◆ EXERCISE REQUIREMENTS
From the records, pick out and copy each line containing "Khusus".

Collected data:
------------------------------------------------------------------------

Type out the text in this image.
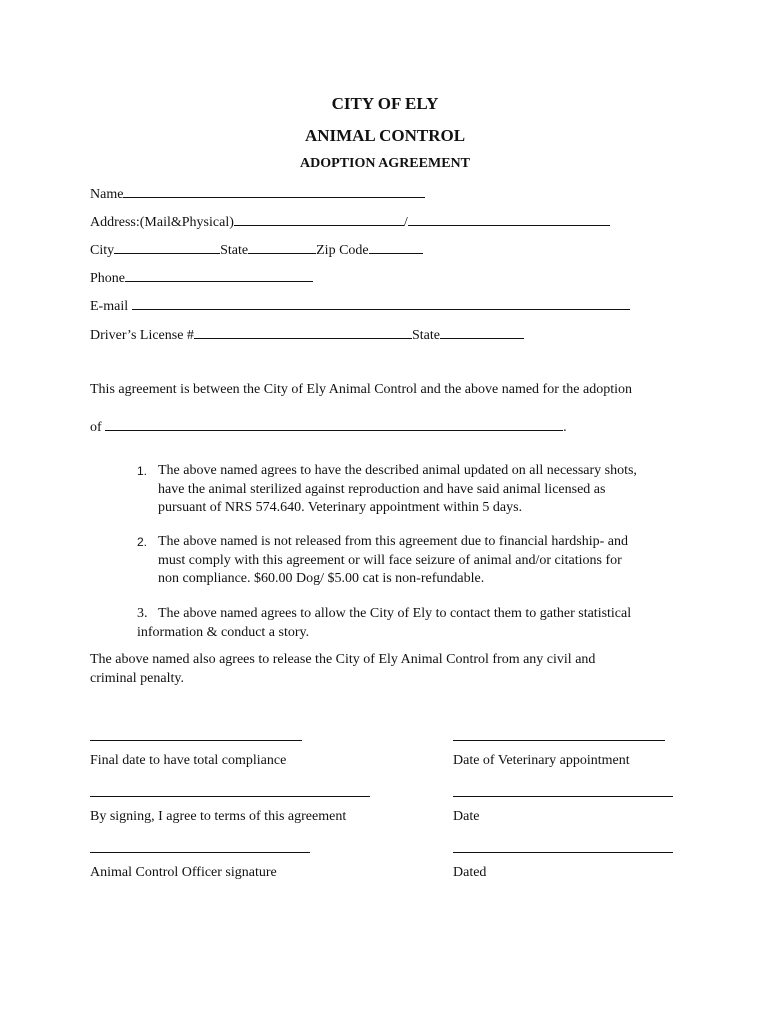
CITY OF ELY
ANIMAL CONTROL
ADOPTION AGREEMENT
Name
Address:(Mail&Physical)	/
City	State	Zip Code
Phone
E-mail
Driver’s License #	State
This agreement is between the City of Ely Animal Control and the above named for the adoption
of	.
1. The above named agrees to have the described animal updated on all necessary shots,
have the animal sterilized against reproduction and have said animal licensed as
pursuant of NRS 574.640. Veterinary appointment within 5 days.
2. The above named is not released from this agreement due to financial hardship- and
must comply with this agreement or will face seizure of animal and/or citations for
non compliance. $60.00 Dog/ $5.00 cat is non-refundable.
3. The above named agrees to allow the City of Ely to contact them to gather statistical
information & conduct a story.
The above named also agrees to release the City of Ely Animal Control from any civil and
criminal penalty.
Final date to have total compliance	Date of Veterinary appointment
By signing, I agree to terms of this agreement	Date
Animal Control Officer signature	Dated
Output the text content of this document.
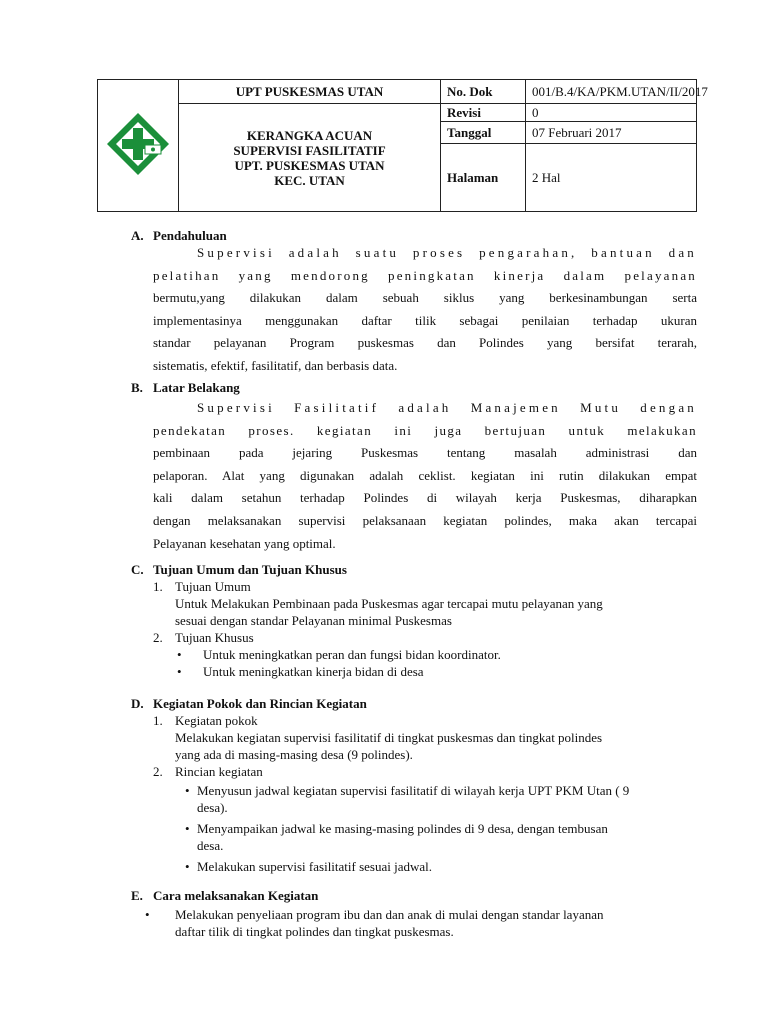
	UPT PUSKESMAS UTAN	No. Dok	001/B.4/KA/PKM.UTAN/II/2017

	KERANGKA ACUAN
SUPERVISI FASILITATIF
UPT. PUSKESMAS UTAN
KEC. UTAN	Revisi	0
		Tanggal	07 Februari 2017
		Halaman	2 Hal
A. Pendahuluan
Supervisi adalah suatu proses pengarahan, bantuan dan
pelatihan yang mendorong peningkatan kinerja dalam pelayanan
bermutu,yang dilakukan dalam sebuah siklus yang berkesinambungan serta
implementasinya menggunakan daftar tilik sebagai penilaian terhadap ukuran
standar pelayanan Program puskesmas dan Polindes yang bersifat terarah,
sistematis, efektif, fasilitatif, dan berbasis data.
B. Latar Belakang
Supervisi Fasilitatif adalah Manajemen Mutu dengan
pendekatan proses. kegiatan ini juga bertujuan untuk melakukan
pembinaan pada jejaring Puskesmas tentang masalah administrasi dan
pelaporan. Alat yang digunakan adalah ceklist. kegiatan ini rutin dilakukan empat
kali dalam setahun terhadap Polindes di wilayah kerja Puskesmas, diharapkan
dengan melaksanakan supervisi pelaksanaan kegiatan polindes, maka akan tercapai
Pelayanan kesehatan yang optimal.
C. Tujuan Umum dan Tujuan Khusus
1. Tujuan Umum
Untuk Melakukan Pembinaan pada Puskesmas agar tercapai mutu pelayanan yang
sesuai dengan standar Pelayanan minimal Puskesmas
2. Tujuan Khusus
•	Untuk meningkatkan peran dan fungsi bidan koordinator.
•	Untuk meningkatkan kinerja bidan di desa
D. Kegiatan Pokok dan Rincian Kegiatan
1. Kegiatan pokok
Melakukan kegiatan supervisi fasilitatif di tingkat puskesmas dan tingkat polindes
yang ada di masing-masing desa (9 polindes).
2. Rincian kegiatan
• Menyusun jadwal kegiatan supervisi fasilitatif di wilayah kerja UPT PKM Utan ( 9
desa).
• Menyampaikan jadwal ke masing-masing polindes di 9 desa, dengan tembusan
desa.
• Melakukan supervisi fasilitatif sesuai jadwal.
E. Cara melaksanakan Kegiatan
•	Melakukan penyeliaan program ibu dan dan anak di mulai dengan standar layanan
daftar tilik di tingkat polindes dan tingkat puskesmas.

------------------------------------------------------------------------

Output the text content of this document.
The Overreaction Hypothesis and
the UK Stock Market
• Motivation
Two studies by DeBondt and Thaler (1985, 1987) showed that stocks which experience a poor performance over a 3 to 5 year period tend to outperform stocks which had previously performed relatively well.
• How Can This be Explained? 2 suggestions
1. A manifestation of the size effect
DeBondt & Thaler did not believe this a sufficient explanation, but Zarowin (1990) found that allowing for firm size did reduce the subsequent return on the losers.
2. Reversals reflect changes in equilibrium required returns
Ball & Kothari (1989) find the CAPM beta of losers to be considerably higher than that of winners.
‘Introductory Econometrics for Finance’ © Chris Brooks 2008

------------------------------------------------------------------------

◆ WRITTEN REPLY
C. Tujuan Umum dan Tujuan Khusus
2. Tujuan Khusus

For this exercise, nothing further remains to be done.